Below are some records. Count the lines with "xlabel" in them and give nothing but the total.
## START EXERCISE INPUTS
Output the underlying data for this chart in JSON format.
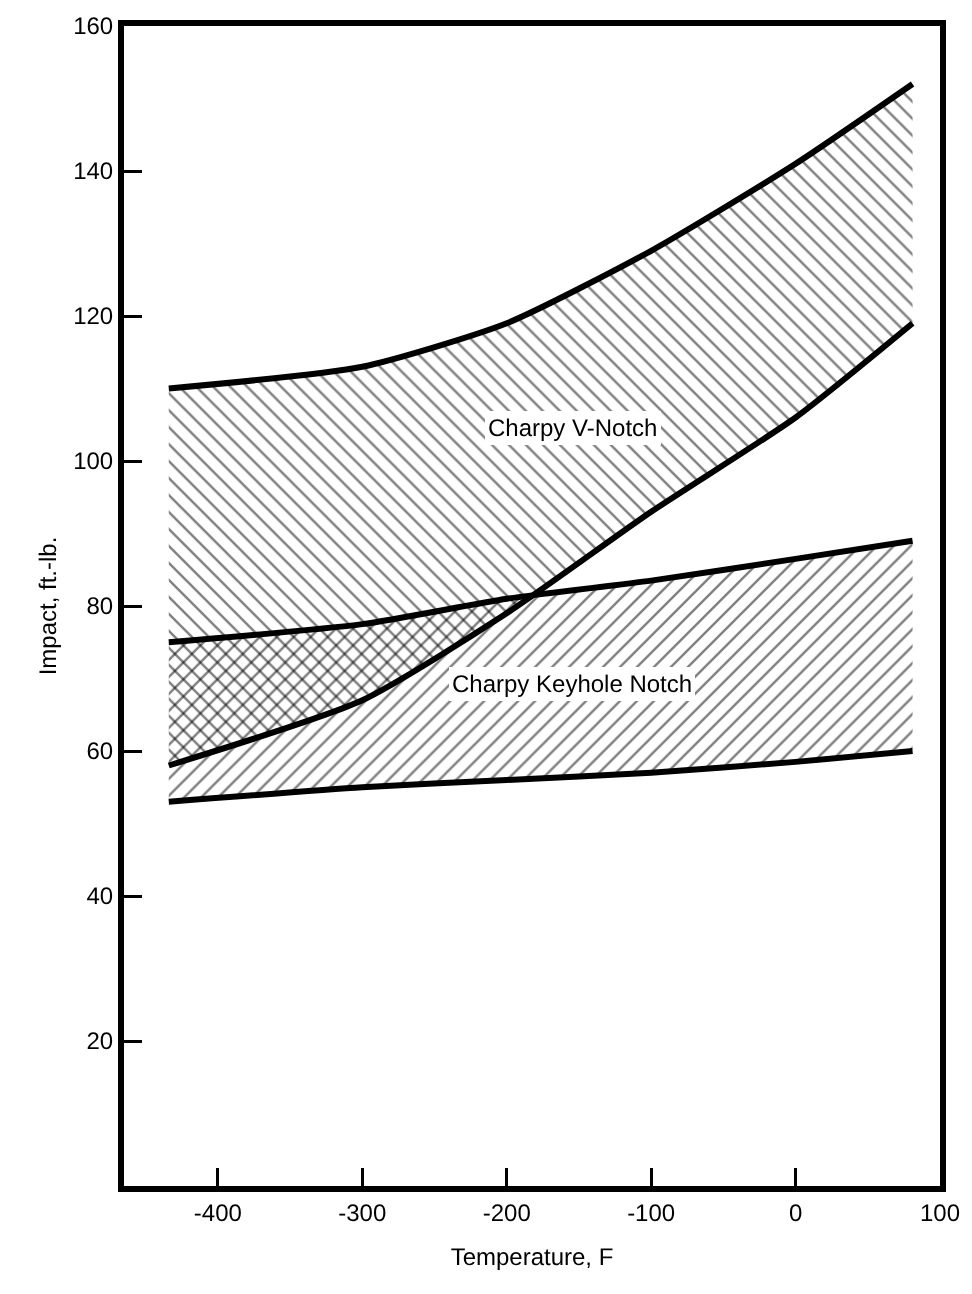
{
  "chart_data": {
    "type": "line",
    "xlabel": "Temperature, F",
    "ylabel": "Impact, ft.-lb.",
    "x": [
      -434,
      -300,
      -200,
      -100,
      0,
      81
    ],
    "xlim": [
      -465,
      100
    ],
    "xticks": [
      -400,
      -300,
      -200,
      -100,
      0,
      100
    ],
    "ylim": [
      0,
      160
    ],
    "yticks": [
      20,
      40,
      60,
      80,
      100,
      120,
      140,
      160
    ],
    "series": [
      {
        "color": "#000000",
        "values": [
          58,
          67,
          79,
          93,
          106,
          119
        ]
      },
      {
        "type": "area",
        "name": "Charpy V-Notch",
        "color": "#000000",
        "values": [
          110,
          113,
          119,
          129,
          141,
          152
        ]
      },
      {
        "color": "#000000",
        "values": [
          53,
          55,
          56,
          57,
          58.5,
          60
        ]
      },
      {
        "type": "area",
        "name": "Charpy Keyhole Notch",
        "color": "#000000",
        "values": [
          75,
          77.5,
          81,
          83.5,
          86.5,
          89
        ]
      }
    ],
    "grid": false,
    "legend": false
  }
}
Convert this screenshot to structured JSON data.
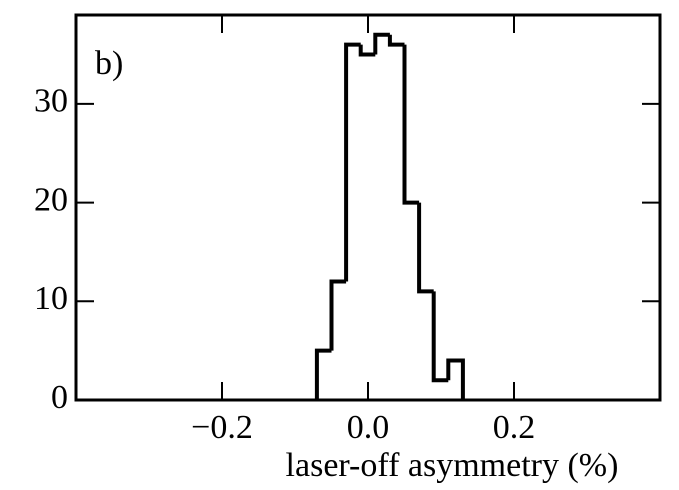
{
  "chart_data": {
    "type": "histogram",
    "panel_label": "b)",
    "xlabel": "laser-off asymmetry  (%)",
    "bins": [
      -0.07,
      -0.05,
      -0.03,
      -0.01,
      0.01,
      0.03,
      0.05,
      0.07,
      0.09,
      0.11,
      0.13
    ],
    "values": [
      5,
      12,
      36,
      35,
      37,
      36,
      20,
      11,
      2,
      4
    ],
    "color": "#000000",
    "xlim": [
      -0.4,
      0.4
    ],
    "ylim": [
      0,
      39
    ],
    "xticks": [
      {
        "value": -0.2,
        "label": "−0.2"
      },
      {
        "value": 0,
        "label": "0.0"
      },
      0.2
    ],
    "yticks": [
      0,
      10,
      20,
      30
    ]
  }
}
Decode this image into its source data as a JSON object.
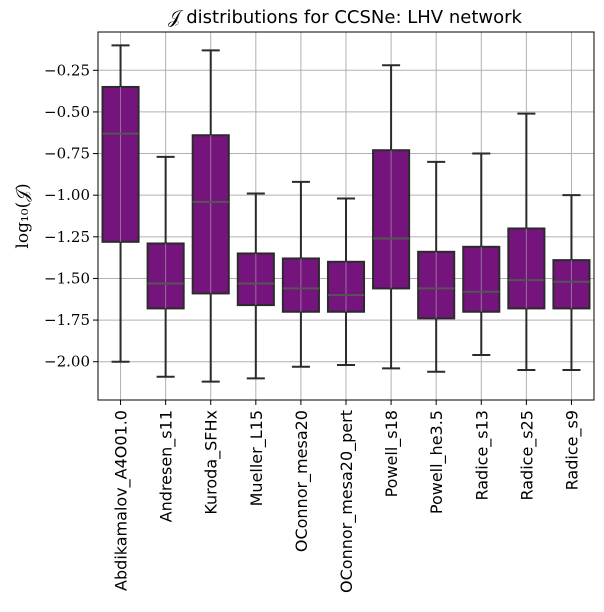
{
  "chart_data": {
    "type": "boxplot",
    "title": "𝒥 distributions for CCSNe: LHV network",
    "xlabel": "",
    "ylabel": "log₁₀(𝒥)",
    "ylim": [
      -2.23,
      -0.02
    ],
    "yticks": [
      -0.25,
      -0.5,
      -0.75,
      -1.0,
      -1.25,
      -1.5,
      -1.75,
      -2.0
    ],
    "ytick_labels": [
      "−0.25",
      "−0.50",
      "−0.75",
      "−1.00",
      "−1.25",
      "−1.50",
      "−1.75",
      "−2.00"
    ],
    "grid": true,
    "box_color": "#75147c",
    "edge_color": "#2b2b2b",
    "median_color": "#555555",
    "categories": [
      "Abdikamalov_A4O01.0",
      "Andresen_s11",
      "Kuroda_SFHx",
      "Mueller_L15",
      "OConnor_mesa20",
      "OConnor_mesa20_pert",
      "Powell_s18",
      "Powell_he3.5",
      "Radice_s13",
      "Radice_s25",
      "Radice_s9"
    ],
    "category_labels": [
      "Abdikamalov_A4O01.0",
      "Andresen_s11",
      "Kuroda_SFHx",
      "Mueller_L15",
      "OConnor_mesa20",
      "OConnor_mesa20_pert",
      "Powell_s18",
      "Powell_he3.5",
      "Radice_s13",
      "Radice_s25",
      "Radice_s9"
    ],
    "boxes": [
      {
        "name": "Abdikamalov_A4O01.0",
        "whisker_low": -2.0,
        "q1": -1.28,
        "median": -0.63,
        "q3": -0.35,
        "whisker_high": -0.1
      },
      {
        "name": "Andresen_s11",
        "whisker_low": -2.09,
        "q1": -1.68,
        "median": -1.53,
        "q3": -1.29,
        "whisker_high": -0.77
      },
      {
        "name": "Kuroda_SFHx",
        "whisker_low": -2.12,
        "q1": -1.59,
        "median": -1.04,
        "q3": -0.64,
        "whisker_high": -0.13
      },
      {
        "name": "Mueller_L15",
        "whisker_low": -2.1,
        "q1": -1.66,
        "median": -1.53,
        "q3": -1.35,
        "whisker_high": -0.99
      },
      {
        "name": "OConnor_mesa20",
        "whisker_low": -2.03,
        "q1": -1.7,
        "median": -1.56,
        "q3": -1.38,
        "whisker_high": -0.92
      },
      {
        "name": "OConnor_mesa20_pert",
        "whisker_low": -2.02,
        "q1": -1.7,
        "median": -1.6,
        "q3": -1.4,
        "whisker_high": -1.02
      },
      {
        "name": "Powell_s18",
        "whisker_low": -2.04,
        "q1": -1.56,
        "median": -1.26,
        "q3": -0.73,
        "whisker_high": -0.22
      },
      {
        "name": "Powell_he3.5",
        "whisker_low": -2.06,
        "q1": -1.74,
        "median": -1.56,
        "q3": -1.34,
        "whisker_high": -0.8
      },
      {
        "name": "Radice_s13",
        "whisker_low": -1.96,
        "q1": -1.7,
        "median": -1.58,
        "q3": -1.31,
        "whisker_high": -0.75
      },
      {
        "name": "Radice_s25",
        "whisker_low": -2.05,
        "q1": -1.68,
        "median": -1.51,
        "q3": -1.2,
        "whisker_high": -0.51
      },
      {
        "name": "Radice_s9",
        "whisker_low": -2.05,
        "q1": -1.68,
        "median": -1.52,
        "q3": -1.39,
        "whisker_high": -1.0
      }
    ]
  }
}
## END EXERCISE INPUTS
→ COMPLETE RESPONSE: 3